Items listed in a dataset:
++++++
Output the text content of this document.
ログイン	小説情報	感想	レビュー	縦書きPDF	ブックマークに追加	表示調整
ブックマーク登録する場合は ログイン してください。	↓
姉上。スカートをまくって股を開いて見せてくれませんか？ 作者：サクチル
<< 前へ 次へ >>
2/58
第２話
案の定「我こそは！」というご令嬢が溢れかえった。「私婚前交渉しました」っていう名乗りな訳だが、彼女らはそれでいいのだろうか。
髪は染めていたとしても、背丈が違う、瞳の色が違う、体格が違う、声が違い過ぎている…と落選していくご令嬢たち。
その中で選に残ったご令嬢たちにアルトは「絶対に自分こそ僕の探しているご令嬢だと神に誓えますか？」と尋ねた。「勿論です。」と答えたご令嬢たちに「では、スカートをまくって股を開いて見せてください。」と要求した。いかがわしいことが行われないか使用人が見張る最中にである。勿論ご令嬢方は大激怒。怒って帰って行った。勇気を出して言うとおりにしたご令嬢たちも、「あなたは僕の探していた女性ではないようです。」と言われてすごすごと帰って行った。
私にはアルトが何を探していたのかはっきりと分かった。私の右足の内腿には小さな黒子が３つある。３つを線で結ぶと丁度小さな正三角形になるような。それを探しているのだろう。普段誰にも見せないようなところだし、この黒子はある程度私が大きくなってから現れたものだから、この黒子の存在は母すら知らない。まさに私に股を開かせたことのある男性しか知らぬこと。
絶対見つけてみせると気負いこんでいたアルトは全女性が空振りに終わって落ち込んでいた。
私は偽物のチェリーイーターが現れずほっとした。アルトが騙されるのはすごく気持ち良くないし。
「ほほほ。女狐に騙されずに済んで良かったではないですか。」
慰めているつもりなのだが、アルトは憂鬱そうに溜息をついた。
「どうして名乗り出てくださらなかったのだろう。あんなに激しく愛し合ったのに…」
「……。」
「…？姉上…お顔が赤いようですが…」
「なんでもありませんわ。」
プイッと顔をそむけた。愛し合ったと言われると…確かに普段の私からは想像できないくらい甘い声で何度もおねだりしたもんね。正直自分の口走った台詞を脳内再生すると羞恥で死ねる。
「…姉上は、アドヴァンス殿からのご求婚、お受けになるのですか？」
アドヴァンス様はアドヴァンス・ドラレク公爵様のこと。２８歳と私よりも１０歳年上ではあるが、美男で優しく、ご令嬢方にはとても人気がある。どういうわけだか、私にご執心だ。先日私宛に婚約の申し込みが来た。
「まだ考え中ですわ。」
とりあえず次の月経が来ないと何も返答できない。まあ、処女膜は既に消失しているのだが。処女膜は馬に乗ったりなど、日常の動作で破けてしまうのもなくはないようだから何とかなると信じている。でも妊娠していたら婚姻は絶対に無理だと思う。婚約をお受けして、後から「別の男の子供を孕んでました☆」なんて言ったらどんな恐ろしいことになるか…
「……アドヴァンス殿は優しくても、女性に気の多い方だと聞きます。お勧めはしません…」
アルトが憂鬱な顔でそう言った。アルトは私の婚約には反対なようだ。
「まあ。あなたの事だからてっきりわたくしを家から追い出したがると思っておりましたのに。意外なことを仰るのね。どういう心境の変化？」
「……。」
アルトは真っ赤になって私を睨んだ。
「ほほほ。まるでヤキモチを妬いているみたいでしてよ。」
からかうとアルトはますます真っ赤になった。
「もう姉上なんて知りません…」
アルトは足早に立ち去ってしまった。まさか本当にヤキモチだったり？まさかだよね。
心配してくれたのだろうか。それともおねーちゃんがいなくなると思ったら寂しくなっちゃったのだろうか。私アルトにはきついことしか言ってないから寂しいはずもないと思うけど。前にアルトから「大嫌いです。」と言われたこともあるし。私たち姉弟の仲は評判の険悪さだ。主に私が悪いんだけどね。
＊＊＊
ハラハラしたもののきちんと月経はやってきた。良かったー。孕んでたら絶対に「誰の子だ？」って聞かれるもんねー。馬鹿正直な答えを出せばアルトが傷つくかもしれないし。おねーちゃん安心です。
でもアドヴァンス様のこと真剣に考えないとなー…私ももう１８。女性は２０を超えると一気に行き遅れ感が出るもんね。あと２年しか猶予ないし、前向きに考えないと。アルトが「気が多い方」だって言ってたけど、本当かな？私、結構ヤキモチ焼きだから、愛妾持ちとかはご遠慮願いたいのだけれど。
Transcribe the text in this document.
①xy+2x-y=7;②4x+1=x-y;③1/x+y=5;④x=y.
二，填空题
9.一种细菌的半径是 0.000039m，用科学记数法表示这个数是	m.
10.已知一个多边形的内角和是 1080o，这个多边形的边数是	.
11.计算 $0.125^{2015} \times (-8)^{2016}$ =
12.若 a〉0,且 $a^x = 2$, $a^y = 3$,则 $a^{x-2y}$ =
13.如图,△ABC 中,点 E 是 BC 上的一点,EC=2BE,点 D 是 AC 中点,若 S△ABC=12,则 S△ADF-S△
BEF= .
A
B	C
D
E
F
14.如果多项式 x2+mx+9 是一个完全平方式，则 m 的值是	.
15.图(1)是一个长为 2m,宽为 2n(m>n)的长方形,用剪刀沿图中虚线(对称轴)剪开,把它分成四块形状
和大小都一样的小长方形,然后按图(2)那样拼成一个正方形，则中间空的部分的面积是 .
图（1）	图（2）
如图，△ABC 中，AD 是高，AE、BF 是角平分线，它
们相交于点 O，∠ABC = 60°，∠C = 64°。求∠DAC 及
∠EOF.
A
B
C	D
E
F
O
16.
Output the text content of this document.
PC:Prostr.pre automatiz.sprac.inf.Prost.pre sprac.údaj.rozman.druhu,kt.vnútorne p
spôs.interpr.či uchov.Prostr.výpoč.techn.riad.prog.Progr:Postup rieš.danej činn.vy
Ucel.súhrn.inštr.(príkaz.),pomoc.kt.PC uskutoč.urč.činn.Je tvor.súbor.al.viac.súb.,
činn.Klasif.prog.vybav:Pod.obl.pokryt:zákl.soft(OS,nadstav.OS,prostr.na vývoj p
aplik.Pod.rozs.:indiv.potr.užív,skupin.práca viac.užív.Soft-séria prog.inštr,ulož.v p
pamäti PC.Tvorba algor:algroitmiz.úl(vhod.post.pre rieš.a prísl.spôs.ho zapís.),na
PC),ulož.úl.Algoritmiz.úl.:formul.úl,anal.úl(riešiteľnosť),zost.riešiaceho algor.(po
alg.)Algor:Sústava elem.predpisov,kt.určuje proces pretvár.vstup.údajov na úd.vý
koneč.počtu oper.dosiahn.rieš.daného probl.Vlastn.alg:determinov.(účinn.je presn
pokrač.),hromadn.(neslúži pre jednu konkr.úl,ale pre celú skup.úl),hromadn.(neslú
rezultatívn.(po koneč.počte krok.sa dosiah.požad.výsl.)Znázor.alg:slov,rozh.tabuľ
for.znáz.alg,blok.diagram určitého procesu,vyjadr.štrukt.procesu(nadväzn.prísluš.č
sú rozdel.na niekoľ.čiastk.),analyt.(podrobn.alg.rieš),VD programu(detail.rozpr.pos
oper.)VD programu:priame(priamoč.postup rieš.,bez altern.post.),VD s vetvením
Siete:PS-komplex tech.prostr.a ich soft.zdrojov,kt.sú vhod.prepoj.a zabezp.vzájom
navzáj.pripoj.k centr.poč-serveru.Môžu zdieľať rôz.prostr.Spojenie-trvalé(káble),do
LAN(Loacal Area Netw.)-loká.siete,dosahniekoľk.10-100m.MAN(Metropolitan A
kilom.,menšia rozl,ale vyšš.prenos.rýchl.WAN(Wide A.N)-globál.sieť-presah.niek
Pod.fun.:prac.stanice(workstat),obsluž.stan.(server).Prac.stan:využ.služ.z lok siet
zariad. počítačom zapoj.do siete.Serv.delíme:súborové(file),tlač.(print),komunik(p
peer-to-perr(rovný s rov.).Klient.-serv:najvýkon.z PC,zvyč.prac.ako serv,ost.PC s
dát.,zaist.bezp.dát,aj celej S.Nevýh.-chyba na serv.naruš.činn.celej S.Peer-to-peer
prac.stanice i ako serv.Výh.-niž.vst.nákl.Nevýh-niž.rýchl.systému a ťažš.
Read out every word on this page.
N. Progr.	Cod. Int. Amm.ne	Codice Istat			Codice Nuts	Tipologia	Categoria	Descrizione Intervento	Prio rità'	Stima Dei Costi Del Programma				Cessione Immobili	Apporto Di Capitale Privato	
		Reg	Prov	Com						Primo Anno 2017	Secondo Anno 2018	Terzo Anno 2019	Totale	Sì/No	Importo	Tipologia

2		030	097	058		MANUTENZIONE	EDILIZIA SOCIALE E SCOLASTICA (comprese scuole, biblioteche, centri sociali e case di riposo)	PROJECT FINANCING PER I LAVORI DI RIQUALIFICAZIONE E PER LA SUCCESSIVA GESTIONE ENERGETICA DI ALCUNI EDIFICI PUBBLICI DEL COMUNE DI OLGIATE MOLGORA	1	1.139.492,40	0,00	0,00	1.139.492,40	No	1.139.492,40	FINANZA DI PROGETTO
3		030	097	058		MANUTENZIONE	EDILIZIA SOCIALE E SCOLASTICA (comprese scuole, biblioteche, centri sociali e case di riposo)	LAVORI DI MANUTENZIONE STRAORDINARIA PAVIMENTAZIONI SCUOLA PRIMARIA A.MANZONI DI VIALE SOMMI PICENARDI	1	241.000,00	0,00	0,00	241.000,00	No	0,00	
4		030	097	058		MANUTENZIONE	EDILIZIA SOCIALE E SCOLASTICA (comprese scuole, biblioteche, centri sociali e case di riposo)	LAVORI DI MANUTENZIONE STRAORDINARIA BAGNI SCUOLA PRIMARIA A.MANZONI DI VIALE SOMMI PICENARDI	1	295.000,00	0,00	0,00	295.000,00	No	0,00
++++++
## WRITTEN INSTRUCTION
Filter the records down to the lines that contain the string "scuole", and copy those lines.

## RESULT OF THE EXERCISE
2		030	097	058		MANUTENZIONE	EDILIZIA SOCIALE E SCOLASTICA (comprese scuole, biblioteche, centri sociali e case di riposo)	PROJECT FINANCING PER I LAVORI DI RIQUALIFICAZIONE E PER LA SUCCESSIVA GESTIONE ENERGETICA DI ALCUNI EDIFICI PUBBLICI DEL COMUNE DI OLGIATE MOLGORA	1	1.139.492,40	0,00	0,00	1.139.492,40	No	1.139.492,40	FINANZA DI PROGETTO
3		030	097	058		MANUTENZIONE	EDILIZIA SOCIALE E SCOLASTICA (comprese scuole, biblioteche, centri sociali e case di riposo)	LAVORI DI MANUTENZIONE STRAORDINARIA PAVIMENTAZIONI SCUOLA PRIMARIA A.MANZONI DI VIALE SOMMI PICENARDI	1	241.000,00	0,00	0,00	241.000,00	No	0,00	
4		030	097	058		MANUTENZIONE	EDILIZIA SOCIALE E SCOLASTICA (comprese scuole, biblioteche, centri sociali e case di riposo)	LAVORI DI MANUTENZIONE STRAORDINARIA BAGNI SCUOLA PRIMARIA A.MANZONI DI VIALE SOMMI PICENARDI	1	295.000,00	0,00	0,00	295.000,00	No	0,00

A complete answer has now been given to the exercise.